### [To do]
Leave out the pictures; transcribe all else exactly.

Entries shown start

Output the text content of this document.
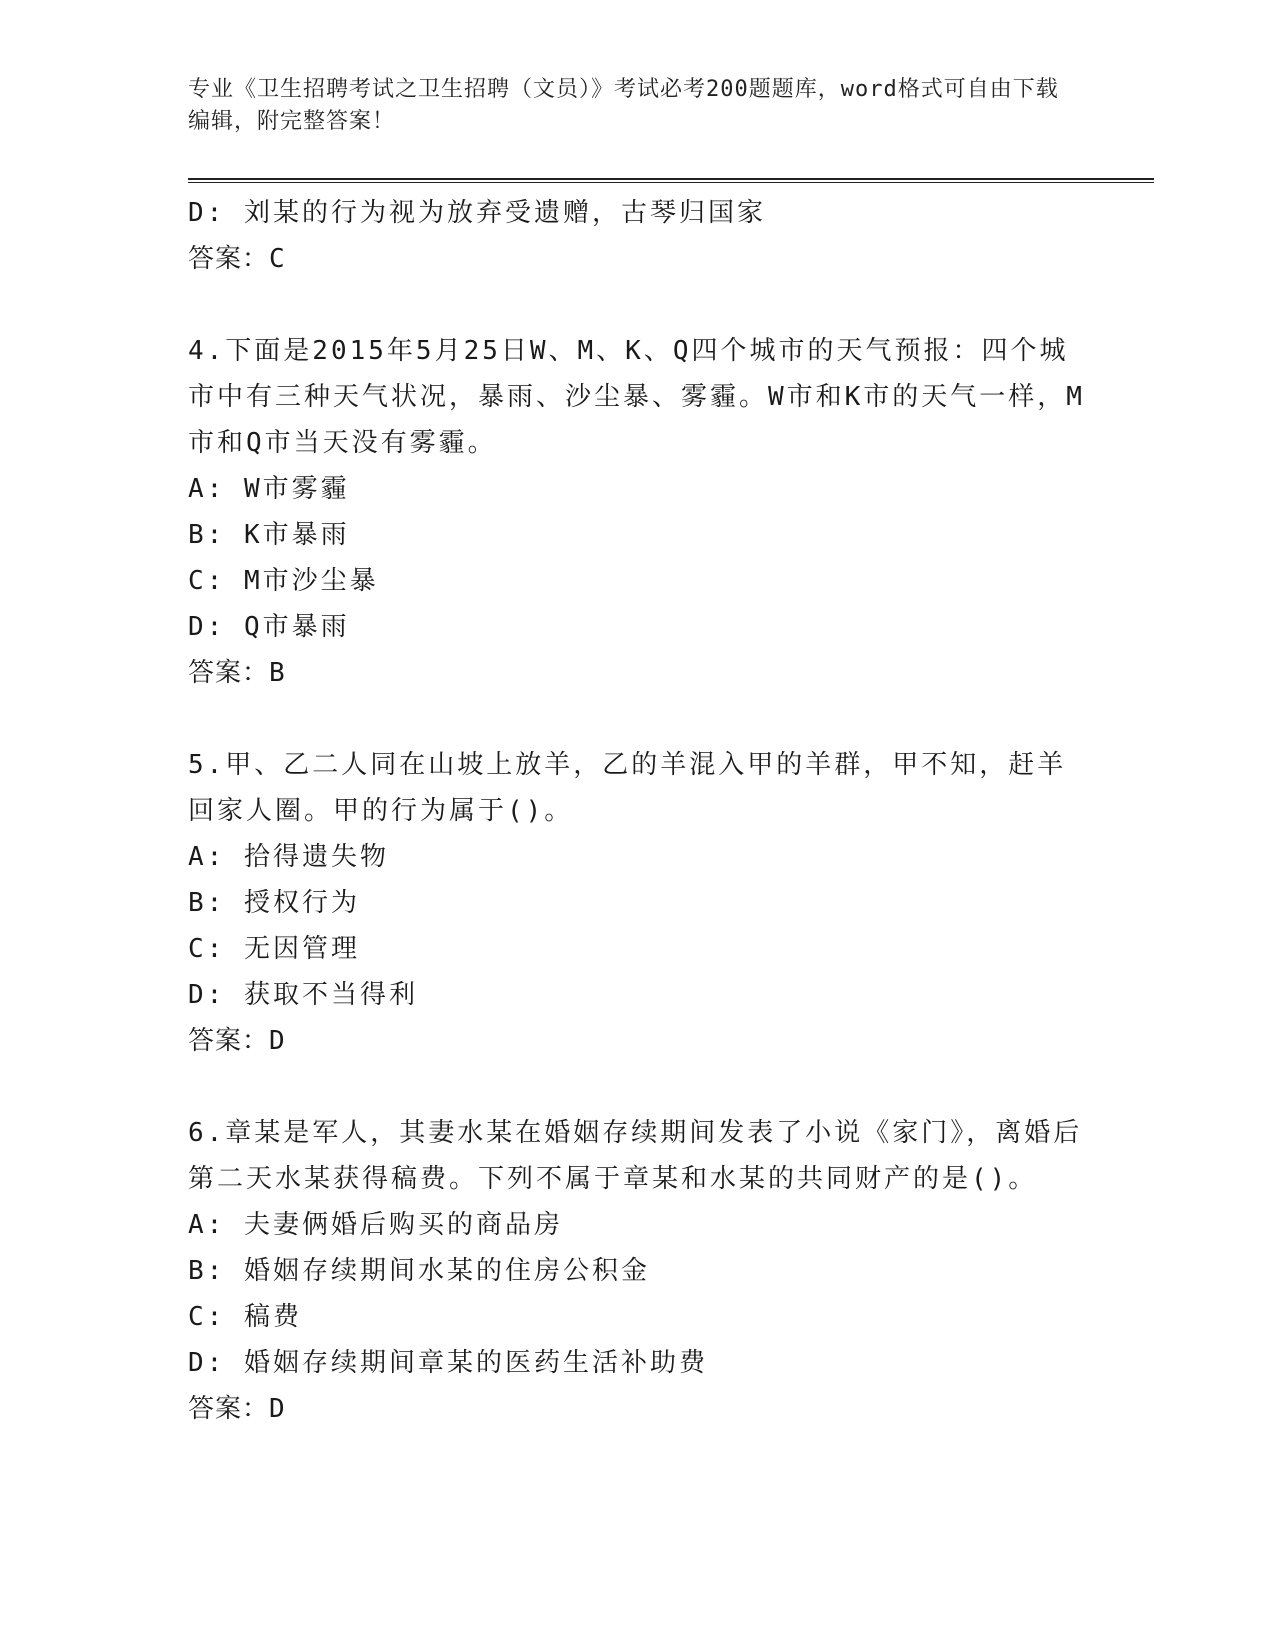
专业《卫生招聘考试之卫生招聘（文员）》考试必考200题题库，word格式可自由下载编辑，附完整答案！
D: 刘某的行为视为放弃受遗赠，古琴归国家
答案：C
4.下面是2015年5月25日W、M、K、Q四个城市的天气预报：四个城市中有三种天气状况，暴雨、沙尘暴、雾霾。W市和K市的天气一样，M市和Q市当天没有雾霾。
A: W市雾霾
B: K市暴雨
C: M市沙尘暴
D: Q市暴雨
答案：B
5.甲、乙二人同在山坡上放羊，乙的羊混入甲的羊群，甲不知，赶羊回家人圈。甲的行为属于()。
A: 拾得遗失物
B: 授权行为
C: 无因管理
D: 获取不当得利
答案：D
6.章某是军人，其妻水某在婚姻存续期间发表了小说《家门》，离婚后第二天水某获得稿费。下列不属于章某和水某的共同财产的是()。
A: 夫妻俩婚后购买的商品房
B: 婚姻存续期间水某的住房公积金
C: 稿费
D: 婚姻存续期间章某的医药生活补助费
答案：D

Entries shown end

### [Output for this task]
Output the text content of this document.
专业《卫生招聘考试之卫生招聘（文员）》考试必考200题题库，word格式可自由下载编辑，附完整答案！
D: 刘某的行为视为放弃受遗赠，古琴归国家
答案：C
4.下面是2015年5月25日W、M、K、Q四个城市的天气预报：四个城市中有三种天气状况，暴雨、沙尘暴、雾霾。W市和K市的天气一样，M市和Q市当天没有雾霾。
A: W市雾霾
B: K市暴雨
C: M市沙尘暴
D: Q市暴雨
答案：B
5.甲、乙二人同在山坡上放羊，乙的羊混入甲的羊群，甲不知，赶羊回家人圈。甲的行为属于()。
A: 拾得遗失物
B: 授权行为
C: 无因管理
D: 获取不当得利
答案：D
6.章某是军人，其妻水某在婚姻存续期间发表了小说《家门》，离婚后第二天水某获得稿费。下列不属于章某和水某的共同财产的是()。
A: 夫妻俩婚后购买的商品房
B: 婚姻存续期间水某的住房公积金
C: 稿费
D: 婚姻存续期间章某的医药生活补助费
答案：D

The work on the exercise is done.